#### Provided material ####

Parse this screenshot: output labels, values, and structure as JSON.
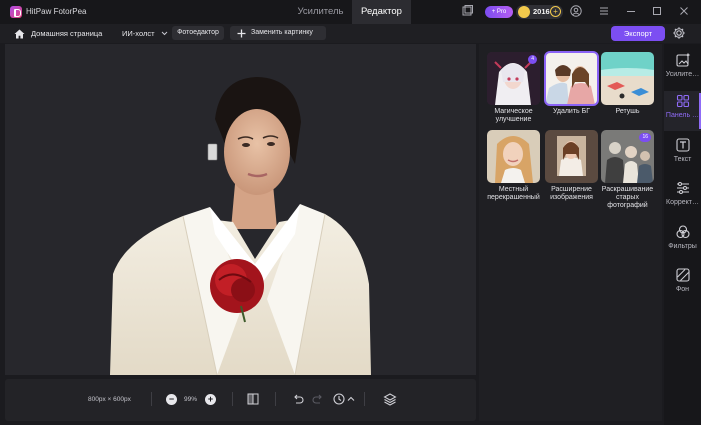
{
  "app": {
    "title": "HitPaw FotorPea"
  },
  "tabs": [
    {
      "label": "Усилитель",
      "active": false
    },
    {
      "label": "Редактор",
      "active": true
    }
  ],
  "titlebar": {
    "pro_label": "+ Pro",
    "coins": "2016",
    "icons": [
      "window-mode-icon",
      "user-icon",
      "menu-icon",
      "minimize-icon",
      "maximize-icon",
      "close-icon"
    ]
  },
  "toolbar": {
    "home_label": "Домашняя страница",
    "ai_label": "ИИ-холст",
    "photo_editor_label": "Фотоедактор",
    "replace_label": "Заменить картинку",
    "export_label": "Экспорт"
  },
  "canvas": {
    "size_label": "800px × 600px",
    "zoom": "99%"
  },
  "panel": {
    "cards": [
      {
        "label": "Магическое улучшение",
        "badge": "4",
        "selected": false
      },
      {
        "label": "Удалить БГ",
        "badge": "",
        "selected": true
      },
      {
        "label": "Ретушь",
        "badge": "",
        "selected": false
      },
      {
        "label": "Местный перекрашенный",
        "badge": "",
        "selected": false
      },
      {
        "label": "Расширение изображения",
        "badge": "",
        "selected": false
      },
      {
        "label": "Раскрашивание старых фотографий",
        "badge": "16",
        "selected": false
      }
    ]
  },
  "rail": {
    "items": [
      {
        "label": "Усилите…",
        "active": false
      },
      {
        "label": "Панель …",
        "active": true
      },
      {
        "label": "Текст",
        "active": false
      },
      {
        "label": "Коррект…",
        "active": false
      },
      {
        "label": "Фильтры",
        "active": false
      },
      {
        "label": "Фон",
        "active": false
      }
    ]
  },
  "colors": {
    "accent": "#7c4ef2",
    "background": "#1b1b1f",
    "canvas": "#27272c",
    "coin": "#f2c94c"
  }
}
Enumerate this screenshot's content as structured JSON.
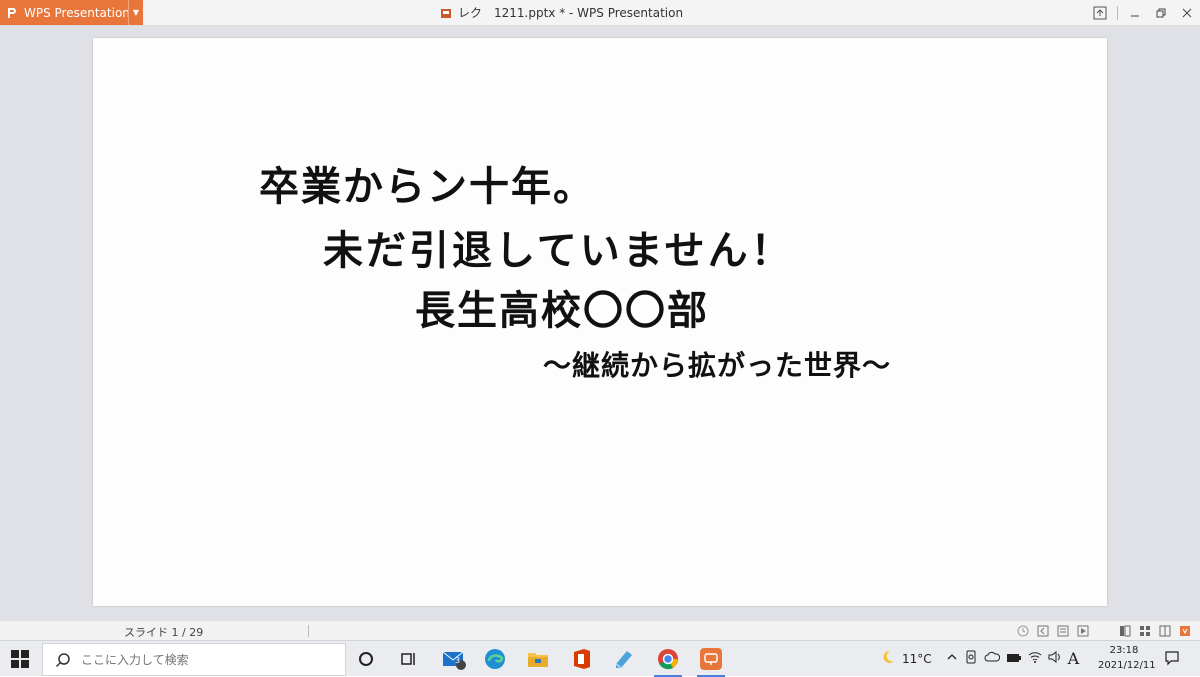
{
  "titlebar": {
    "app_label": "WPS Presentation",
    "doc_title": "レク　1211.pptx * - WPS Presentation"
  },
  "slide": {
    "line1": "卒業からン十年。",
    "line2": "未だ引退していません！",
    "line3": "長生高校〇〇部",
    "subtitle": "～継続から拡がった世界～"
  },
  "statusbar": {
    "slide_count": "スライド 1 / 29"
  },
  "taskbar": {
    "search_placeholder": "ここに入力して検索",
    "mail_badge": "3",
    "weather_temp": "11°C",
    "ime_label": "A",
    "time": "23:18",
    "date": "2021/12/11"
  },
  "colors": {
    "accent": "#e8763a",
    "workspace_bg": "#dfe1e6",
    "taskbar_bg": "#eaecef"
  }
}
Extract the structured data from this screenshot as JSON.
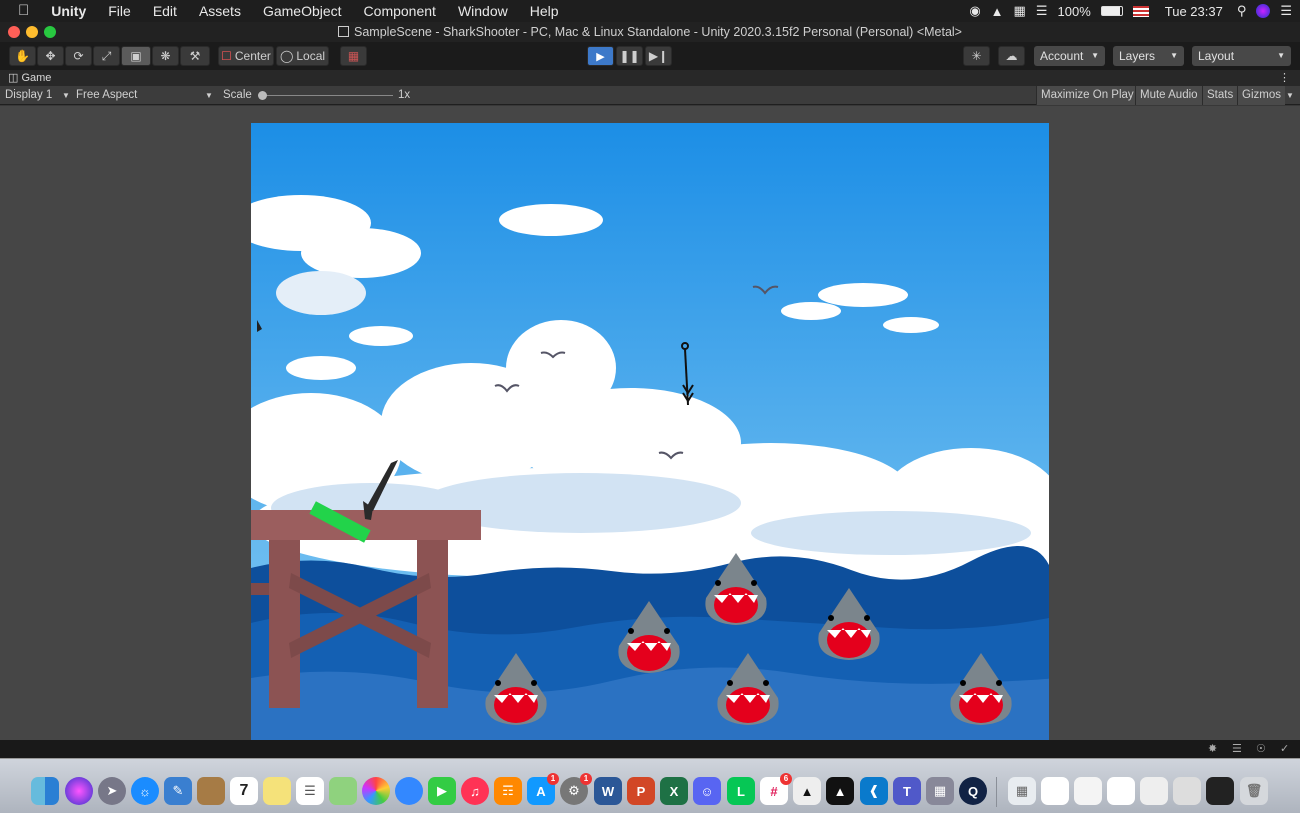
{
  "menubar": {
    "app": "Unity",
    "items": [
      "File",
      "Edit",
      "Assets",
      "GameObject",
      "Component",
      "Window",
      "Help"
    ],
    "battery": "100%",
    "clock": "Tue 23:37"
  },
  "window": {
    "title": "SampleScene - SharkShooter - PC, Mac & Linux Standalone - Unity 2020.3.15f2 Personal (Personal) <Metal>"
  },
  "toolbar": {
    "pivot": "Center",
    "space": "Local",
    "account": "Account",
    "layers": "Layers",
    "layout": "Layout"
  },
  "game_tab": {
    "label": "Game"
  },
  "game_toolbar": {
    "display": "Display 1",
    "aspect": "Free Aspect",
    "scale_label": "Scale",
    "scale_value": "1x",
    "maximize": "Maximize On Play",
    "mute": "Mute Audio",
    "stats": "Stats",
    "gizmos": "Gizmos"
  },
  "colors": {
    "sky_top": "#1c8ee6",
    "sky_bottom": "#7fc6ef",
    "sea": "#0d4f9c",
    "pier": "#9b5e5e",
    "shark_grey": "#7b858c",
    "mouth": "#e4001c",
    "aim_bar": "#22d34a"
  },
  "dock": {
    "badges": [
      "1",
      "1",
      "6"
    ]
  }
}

####

Stated problem >> All of the records need repeating exactly, except for the pictures.

Written reply >>
Parse this screenshot: output labels, values, and structure as JSON.
{
  "app": {
    "title": "HitPaw FotorPea"
  },
  "tabs": [
    {
      "label": "Усилитель",
      "active": false
    },
    {
      "label": "Редактор",
      "active": true
    }
  ],
  "titlebar": {
    "pro_label": "+ Pro",
    "coins": "2016",
    "icons": [
      "window-mode-icon",
      "user-icon",
      "menu-icon",
      "minimize-icon",
      "maximize-icon",
      "close-icon"
    ]
  },
  "toolbar": {
    "home_label": "Домашняя страница",
    "ai_label": "ИИ-холст",
    "photo_editor_label": "Фотоедактор",
    "replace_label": "Заменить картинку",
    "export_label": "Экспорт"
  },
  "canvas": {
    "size_label": "800px × 600px",
    "zoom": "99%"
  },
  "panel": {
    "cards": [
      {
        "label": "Магическое улучшение",
        "badge": "4",
        "selected": false
      },
      {
        "label": "Удалить БГ",
        "badge": "",
        "selected": true
      },
      {
        "label": "Ретушь",
        "badge": "",
        "selected": false
      },
      {
        "label": "Местный перекрашенный",
        "badge": "",
        "selected": false
      },
      {
        "label": "Расширение изображения",
        "badge": "",
        "selected": false
      },
      {
        "label": "Раскрашивание старых фотографий",
        "badge": "16",
        "selected": false
      }
    ]
  },
  "rail": {
    "items": [
      {
        "label": "Усилите…",
        "active": false
      },
      {
        "label": "Панель …",
        "active": true
      },
      {
        "label": "Текст",
        "active": false
      },
      {
        "label": "Коррект…",
        "active": false
      },
      {
        "label": "Фильтры",
        "active": false
      },
      {
        "label": "Фон",
        "active": false
      }
    ]
  },
  "colors": {
    "accent": "#7c4ef2",
    "background": "#1b1b1f",
    "canvas": "#27272c",
    "coin": "#f2c94c"
  }
}
Enumerate this screenshot's content as structured JSON.
{
  "titlebar": {
    "app_label": "WPS Presentation",
    "doc_title": "レク　1211.pptx * - WPS Presentation"
  },
  "slide": {
    "line1": "卒業からン十年。",
    "line2": "未だ引退していません！",
    "line3": "長生高校〇〇部",
    "subtitle": "～継続から拡がった世界～"
  },
  "statusbar": {
    "slide_count": "スライド 1 / 29"
  },
  "taskbar": {
    "search_placeholder": "ここに入力して検索",
    "mail_badge": "3",
    "weather_temp": "11°C",
    "ime_label": "A",
    "time": "23:18",
    "date": "2021/12/11"
  },
  "colors": {
    "accent": "#e8763a",
    "workspace_bg": "#dfe1e6",
    "taskbar_bg": "#eaecef"
  }
}
Extract the structured data from this screenshot as JSON.
{
  "menubar": {
    "app": "Unity",
    "items": [
      "File",
      "Edit",
      "Assets",
      "GameObject",
      "Component",
      "Window",
      "Help"
    ],
    "battery": "100%",
    "clock": "Tue 23:37"
  },
  "window": {
    "title": "SampleScene - SharkShooter - PC, Mac & Linux Standalone - Unity 2020.3.15f2 Personal (Personal) <Metal>"
  },
  "toolbar": {
    "pivot": "Center",
    "space": "Local",
    "account": "Account",
    "layers": "Layers",
    "layout": "Layout"
  },
  "game_tab": {
    "label": "Game"
  },
  "game_toolbar": {
    "display": "Display 1",
    "aspect": "Free Aspect",
    "scale_label": "Scale",
    "scale_value": "1x",
    "maximize": "Maximize On Play",
    "mute": "Mute Audio",
    "stats": "Stats",
    "gizmos": "Gizmos"
  },
  "colors": {
    "sky_top": "#1c8ee6",
    "sky_bottom": "#7fc6ef",
    "sea": "#0d4f9c",
    "pier": "#9b5e5e",
    "shark_grey": "#7b858c",
    "mouth": "#e4001c",
    "aim_bar": "#22d34a"
  },
  "dock": {
    "badges": [
      "1",
      "1",
      "6"
    ]
  }
}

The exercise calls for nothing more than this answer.